= Goal =
Give the number of lines in the records below that include "lewej". Reply with that number alone.

= Extracted material =
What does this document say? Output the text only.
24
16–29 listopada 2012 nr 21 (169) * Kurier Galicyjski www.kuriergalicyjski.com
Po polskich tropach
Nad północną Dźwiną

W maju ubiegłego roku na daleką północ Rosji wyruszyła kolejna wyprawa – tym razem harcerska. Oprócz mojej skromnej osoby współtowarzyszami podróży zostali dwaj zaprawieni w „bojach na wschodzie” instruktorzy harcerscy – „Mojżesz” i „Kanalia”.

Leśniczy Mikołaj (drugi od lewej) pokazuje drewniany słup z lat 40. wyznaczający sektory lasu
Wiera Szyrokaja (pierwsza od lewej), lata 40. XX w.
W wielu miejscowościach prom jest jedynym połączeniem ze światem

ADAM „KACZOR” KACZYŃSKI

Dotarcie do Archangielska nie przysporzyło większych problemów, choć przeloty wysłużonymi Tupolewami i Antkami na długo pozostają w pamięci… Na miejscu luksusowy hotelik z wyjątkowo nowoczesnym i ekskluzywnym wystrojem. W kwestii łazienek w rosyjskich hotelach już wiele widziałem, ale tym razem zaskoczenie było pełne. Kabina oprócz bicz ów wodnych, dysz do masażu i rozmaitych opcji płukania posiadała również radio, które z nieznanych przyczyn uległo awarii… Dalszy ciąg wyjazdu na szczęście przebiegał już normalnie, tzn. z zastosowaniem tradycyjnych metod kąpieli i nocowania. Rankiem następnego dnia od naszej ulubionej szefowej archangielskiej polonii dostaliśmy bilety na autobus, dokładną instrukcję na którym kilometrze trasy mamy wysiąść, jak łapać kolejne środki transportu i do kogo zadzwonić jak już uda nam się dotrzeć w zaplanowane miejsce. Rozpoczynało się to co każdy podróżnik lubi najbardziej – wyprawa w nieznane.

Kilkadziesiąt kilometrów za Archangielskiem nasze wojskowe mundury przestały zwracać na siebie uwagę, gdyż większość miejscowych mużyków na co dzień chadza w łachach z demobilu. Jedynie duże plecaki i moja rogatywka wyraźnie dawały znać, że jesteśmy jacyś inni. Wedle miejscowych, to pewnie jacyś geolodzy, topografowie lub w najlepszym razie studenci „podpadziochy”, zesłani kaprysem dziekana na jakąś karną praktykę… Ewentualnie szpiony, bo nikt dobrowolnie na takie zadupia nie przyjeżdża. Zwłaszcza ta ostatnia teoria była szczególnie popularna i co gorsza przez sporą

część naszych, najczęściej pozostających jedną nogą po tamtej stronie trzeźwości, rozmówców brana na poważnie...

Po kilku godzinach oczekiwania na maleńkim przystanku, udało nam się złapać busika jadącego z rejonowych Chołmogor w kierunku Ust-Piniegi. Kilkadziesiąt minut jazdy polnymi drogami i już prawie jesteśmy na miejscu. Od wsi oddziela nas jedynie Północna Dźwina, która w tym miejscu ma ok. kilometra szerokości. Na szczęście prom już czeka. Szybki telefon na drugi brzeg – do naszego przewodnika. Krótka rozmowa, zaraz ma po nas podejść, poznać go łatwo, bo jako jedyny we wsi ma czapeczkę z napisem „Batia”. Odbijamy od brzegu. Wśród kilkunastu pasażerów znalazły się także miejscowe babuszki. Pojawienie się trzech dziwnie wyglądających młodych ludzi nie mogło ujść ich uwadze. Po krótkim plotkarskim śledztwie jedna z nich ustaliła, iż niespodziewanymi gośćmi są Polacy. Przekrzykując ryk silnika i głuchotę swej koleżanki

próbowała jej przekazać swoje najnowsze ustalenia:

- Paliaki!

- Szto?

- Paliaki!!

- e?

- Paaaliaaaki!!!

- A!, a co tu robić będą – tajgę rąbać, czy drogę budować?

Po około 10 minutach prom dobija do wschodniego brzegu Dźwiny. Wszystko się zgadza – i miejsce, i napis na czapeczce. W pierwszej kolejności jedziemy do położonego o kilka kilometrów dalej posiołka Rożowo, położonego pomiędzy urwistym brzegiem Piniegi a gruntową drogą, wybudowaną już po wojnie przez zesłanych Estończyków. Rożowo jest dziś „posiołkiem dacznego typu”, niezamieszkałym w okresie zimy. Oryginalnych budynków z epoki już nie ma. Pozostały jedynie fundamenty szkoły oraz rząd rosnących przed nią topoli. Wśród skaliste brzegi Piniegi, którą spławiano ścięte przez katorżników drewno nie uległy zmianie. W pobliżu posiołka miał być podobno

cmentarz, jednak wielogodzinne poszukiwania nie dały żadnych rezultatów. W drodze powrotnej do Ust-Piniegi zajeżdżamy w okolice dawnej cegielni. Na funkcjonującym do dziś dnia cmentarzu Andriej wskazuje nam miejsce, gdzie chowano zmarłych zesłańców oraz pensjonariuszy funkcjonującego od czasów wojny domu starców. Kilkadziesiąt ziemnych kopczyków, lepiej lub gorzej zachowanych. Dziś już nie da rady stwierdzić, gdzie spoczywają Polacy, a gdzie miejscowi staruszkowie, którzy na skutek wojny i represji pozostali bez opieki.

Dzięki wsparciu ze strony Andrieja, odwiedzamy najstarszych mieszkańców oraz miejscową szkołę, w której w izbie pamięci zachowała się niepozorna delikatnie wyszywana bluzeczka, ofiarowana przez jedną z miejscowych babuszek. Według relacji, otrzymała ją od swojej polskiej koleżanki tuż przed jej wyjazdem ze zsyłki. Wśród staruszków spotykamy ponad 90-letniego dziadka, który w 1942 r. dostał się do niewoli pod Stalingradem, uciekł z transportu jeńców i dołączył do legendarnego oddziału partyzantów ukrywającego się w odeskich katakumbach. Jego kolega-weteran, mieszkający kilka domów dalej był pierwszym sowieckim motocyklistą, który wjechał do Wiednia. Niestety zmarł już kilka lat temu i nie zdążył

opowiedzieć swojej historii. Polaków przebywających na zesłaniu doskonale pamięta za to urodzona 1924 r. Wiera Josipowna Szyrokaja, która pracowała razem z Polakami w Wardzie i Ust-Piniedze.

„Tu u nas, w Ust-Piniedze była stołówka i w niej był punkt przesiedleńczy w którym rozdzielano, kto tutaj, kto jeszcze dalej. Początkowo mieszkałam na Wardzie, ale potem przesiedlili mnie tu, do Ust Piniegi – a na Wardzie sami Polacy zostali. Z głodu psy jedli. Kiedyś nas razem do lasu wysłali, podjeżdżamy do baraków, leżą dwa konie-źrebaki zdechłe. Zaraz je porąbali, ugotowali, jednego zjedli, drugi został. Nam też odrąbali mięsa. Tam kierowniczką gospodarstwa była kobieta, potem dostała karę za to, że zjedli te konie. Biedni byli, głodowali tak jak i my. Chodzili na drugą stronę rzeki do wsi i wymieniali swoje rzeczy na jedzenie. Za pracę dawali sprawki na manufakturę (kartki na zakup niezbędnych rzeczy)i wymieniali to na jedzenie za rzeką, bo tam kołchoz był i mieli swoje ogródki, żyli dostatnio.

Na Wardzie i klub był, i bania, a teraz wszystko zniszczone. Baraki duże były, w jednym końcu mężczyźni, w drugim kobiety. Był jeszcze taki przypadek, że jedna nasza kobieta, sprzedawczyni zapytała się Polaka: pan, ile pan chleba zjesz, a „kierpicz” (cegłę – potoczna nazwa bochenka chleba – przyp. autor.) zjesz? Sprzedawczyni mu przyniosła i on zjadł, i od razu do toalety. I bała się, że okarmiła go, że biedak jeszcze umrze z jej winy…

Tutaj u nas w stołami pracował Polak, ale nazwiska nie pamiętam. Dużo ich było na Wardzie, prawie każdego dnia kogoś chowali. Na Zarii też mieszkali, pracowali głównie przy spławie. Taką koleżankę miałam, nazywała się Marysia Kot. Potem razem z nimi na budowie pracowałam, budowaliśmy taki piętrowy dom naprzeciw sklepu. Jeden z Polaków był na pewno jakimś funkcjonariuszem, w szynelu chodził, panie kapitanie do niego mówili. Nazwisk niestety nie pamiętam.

= Problem solution =
2